'''

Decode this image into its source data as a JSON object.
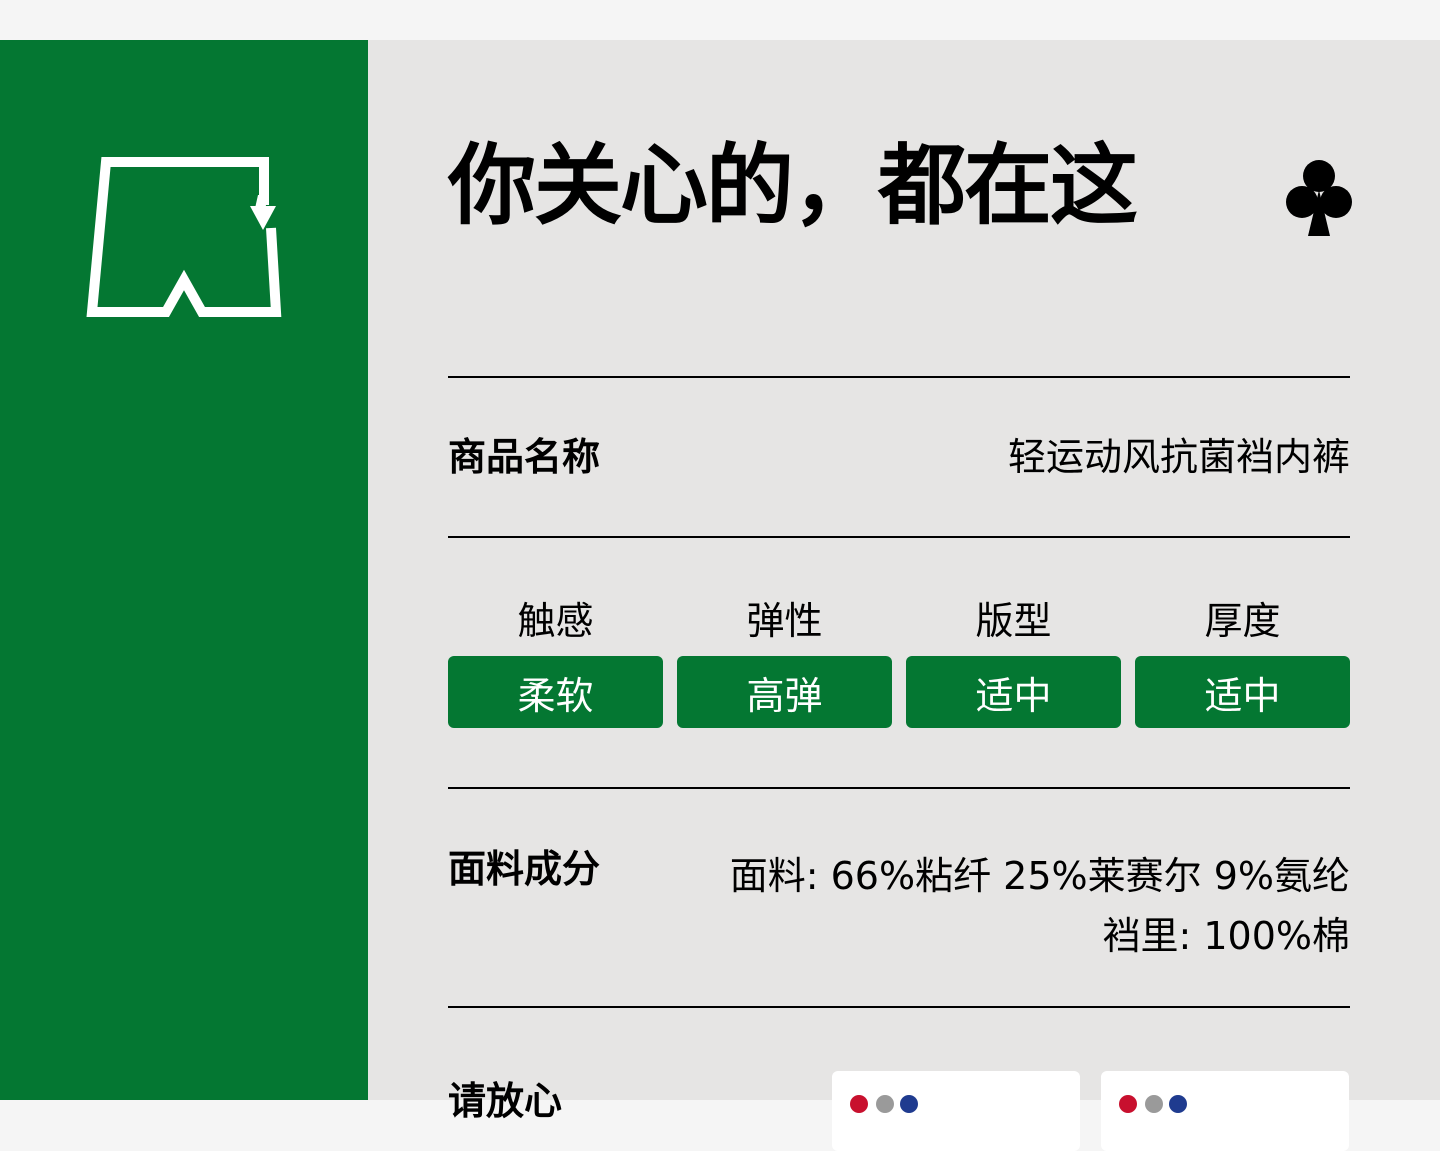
{
  "title": "你关心的，都在这",
  "product": {
    "label": "商品名称",
    "value": "轻运动风抗菌裆内裤"
  },
  "attributes": [
    {
      "label": "触感",
      "value": "柔软"
    },
    {
      "label": "弹性",
      "value": "高弹"
    },
    {
      "label": "版型",
      "value": "适中"
    },
    {
      "label": "厚度",
      "value": "适中"
    }
  ],
  "fabric": {
    "label": "面料成分",
    "lines": [
      "面料: 66%粘纤 25%莱赛尔 9%氨纶",
      "裆里: 100%棉"
    ]
  },
  "reassure": {
    "label": "请放心"
  },
  "icons": {
    "logo": "underwear-recycle-icon",
    "suit": "club-icon"
  },
  "colors": {
    "brand_green": "#047732",
    "panel_bg": "#e6e5e4",
    "text": "#000000",
    "pill_text": "#ffffff"
  }
}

'''

Exercise description: Transcribe every entry word for word, but omit the pictures.

Correct answer:
Decode this image into its source data as a JSON object.
{
  "title": "你关心的，都在这",
  "product": {
    "label": "商品名称",
    "value": "轻运动风抗菌裆内裤"
  },
  "attributes": [
    {
      "label": "触感",
      "value": "柔软"
    },
    {
      "label": "弹性",
      "value": "高弹"
    },
    {
      "label": "版型",
      "value": "适中"
    },
    {
      "label": "厚度",
      "value": "适中"
    }
  ],
  "fabric": {
    "label": "面料成分",
    "lines": [
      "面料: 66%粘纤 25%莱赛尔 9%氨纶",
      "裆里: 100%棉"
    ]
  },
  "reassure": {
    "label": "请放心"
  },
  "icons": {
    "logo": "underwear-recycle-icon",
    "suit": "club-icon"
  },
  "colors": {
    "brand_green": "#047732",
    "panel_bg": "#e6e5e4",
    "text": "#000000",
    "pill_text": "#ffffff"
  }
}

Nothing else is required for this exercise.